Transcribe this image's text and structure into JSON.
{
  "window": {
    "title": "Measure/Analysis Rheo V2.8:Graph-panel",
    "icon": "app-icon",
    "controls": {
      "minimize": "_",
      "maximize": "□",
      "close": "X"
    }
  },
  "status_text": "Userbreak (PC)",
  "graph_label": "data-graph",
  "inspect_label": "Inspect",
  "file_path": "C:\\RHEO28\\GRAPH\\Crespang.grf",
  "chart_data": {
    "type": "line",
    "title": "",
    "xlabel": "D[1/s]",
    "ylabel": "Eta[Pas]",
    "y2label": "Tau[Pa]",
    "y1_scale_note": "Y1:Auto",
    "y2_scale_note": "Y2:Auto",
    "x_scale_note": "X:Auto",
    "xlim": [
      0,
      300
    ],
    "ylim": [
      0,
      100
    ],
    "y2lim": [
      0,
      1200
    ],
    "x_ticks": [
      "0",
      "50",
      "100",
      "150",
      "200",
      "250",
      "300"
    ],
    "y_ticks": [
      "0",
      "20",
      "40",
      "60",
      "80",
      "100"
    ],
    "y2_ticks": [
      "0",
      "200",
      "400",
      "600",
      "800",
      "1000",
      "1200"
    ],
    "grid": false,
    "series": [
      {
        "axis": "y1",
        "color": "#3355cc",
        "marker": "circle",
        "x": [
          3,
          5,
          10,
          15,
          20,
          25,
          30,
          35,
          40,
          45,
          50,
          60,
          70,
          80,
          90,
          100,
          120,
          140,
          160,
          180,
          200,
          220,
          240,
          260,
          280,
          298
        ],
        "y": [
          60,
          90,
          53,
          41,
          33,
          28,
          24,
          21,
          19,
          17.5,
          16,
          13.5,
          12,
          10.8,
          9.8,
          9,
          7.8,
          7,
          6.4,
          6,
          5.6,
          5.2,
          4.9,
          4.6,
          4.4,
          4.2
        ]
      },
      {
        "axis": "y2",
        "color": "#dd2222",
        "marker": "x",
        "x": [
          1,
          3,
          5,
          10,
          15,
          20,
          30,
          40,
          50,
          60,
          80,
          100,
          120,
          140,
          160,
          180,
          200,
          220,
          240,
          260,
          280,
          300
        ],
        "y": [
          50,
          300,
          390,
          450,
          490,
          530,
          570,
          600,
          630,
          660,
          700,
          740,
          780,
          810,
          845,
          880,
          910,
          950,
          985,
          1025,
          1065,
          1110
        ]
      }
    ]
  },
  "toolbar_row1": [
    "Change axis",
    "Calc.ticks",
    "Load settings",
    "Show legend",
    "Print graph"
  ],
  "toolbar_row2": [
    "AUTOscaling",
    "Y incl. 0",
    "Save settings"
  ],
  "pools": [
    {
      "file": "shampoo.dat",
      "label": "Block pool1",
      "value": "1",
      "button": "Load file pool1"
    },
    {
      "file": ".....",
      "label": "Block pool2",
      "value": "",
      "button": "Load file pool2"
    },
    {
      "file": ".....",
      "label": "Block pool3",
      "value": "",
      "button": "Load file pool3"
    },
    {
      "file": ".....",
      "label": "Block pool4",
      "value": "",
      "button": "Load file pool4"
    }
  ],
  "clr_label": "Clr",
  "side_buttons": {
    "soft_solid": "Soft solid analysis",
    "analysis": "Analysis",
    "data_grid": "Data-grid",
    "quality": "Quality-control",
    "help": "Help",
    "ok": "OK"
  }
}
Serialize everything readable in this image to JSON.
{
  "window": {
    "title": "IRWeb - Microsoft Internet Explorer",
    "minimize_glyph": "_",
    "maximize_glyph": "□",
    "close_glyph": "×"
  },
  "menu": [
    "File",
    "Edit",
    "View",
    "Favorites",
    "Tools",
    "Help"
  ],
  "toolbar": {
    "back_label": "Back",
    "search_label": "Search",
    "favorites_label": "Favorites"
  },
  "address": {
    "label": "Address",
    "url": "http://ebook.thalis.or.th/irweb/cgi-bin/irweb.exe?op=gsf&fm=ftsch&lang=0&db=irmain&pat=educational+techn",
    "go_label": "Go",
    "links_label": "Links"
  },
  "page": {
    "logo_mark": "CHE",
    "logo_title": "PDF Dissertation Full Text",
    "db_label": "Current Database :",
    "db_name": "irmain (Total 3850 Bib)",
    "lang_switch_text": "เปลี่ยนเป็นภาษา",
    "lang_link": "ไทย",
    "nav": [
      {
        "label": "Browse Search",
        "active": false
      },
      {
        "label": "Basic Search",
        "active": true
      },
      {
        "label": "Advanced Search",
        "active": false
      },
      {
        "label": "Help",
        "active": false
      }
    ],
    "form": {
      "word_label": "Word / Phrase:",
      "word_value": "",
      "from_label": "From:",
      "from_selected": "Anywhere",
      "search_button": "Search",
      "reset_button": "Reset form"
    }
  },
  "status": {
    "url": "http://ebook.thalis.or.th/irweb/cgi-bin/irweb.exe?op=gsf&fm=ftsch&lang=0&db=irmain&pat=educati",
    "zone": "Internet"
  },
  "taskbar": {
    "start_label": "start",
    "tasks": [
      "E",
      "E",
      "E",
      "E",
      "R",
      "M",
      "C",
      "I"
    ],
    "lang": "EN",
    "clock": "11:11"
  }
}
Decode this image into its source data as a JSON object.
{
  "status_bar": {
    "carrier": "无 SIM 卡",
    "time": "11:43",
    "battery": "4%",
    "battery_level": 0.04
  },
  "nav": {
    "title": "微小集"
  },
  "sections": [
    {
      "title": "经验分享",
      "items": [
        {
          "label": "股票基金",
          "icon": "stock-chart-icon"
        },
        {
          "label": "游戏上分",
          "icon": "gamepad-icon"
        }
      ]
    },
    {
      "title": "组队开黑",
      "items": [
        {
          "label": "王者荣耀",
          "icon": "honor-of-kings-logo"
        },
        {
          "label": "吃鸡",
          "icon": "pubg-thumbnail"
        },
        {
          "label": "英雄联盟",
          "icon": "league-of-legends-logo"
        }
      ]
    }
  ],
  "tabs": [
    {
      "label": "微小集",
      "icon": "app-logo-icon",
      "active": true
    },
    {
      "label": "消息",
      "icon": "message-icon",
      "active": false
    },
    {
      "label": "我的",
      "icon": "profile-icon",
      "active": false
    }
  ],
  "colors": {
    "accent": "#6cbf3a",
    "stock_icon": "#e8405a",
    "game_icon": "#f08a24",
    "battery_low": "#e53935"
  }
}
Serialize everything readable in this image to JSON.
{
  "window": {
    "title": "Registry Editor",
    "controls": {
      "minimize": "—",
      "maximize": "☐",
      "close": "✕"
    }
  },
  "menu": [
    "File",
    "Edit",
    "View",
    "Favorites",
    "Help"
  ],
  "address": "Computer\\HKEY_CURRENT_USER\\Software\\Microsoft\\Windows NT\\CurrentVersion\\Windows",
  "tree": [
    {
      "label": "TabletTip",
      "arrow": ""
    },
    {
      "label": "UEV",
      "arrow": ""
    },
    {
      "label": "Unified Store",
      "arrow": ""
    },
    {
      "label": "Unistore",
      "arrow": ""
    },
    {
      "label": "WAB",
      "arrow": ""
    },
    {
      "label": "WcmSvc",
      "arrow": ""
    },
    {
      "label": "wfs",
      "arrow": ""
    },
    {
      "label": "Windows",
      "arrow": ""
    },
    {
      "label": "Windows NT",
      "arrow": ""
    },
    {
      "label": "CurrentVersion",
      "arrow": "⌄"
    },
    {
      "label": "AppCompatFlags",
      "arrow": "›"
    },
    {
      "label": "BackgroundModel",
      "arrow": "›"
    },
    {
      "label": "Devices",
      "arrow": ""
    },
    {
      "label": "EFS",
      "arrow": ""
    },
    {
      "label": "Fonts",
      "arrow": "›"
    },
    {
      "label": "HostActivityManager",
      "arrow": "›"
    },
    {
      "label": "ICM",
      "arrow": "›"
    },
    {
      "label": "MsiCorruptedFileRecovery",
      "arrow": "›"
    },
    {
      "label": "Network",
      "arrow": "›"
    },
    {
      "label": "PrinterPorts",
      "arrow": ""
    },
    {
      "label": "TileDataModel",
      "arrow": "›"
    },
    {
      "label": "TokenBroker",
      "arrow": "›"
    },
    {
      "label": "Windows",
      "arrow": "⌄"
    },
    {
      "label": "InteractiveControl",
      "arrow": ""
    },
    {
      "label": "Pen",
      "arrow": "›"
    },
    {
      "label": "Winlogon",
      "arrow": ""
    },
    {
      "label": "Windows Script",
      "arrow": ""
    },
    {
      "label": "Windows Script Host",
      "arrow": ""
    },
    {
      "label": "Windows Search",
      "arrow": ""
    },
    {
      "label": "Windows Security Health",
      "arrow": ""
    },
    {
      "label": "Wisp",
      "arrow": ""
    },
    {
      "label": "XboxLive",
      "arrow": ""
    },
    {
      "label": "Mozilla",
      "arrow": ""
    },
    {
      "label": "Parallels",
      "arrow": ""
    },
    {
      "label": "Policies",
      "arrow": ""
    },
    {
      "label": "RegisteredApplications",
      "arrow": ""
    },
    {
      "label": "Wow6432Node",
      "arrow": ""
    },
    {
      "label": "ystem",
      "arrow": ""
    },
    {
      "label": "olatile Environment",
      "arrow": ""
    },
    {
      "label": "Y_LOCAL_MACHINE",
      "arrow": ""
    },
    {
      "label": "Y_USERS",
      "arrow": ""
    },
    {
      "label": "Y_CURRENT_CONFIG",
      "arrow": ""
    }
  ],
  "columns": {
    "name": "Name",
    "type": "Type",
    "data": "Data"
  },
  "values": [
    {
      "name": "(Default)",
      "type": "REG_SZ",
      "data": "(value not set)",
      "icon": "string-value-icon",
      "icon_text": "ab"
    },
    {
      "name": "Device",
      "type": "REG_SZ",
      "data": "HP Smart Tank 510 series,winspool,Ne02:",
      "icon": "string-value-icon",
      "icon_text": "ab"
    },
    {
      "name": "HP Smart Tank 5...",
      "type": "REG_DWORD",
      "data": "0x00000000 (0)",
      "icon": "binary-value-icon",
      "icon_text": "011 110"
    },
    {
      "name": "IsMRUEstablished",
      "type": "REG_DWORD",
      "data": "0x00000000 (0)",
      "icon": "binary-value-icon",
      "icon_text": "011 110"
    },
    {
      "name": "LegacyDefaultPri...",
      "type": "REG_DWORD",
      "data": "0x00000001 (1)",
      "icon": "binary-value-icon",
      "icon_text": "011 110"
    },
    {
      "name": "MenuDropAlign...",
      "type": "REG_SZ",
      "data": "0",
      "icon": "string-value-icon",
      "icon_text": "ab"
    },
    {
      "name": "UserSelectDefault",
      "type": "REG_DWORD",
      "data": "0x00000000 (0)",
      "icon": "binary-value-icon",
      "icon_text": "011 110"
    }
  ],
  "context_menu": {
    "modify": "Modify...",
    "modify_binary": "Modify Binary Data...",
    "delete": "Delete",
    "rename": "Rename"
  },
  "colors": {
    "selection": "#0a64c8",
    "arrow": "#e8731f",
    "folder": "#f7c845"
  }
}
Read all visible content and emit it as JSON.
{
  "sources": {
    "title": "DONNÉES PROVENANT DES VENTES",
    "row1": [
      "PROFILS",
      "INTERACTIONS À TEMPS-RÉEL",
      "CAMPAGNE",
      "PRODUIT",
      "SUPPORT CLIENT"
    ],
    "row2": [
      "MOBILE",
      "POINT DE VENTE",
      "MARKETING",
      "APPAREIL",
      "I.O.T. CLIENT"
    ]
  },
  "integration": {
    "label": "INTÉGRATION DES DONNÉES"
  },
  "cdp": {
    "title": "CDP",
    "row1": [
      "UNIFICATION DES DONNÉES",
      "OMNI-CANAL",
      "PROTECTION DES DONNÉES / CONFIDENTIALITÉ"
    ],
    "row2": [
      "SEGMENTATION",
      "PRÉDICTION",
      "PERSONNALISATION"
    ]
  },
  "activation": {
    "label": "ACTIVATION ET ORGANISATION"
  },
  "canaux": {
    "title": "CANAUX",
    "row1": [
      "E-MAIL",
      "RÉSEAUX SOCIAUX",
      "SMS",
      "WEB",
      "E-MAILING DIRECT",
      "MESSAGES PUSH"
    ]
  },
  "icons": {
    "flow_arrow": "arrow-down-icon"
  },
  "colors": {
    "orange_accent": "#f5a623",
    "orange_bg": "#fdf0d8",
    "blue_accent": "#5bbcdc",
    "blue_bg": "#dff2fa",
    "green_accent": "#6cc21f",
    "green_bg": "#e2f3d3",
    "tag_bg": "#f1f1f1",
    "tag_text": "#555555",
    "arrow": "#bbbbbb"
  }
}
□ □ □
TASK DESCRIPTION:
Locate all lines that include the word "Windows" and copy them out.

FINISHED EXERCISE:
  "address": "Computer\\HKEY_CURRENT_USER\\Software\\Microsoft\\Windows NT\\CurrentVersion\\Windows",
      "label": "Windows",
      "label": "Windows NT",
      "label": "Windows",
      "label": "Windows Script",
      "label": "Windows Script Host",
      "label": "Windows Search",
      "label": "Windows Security Health",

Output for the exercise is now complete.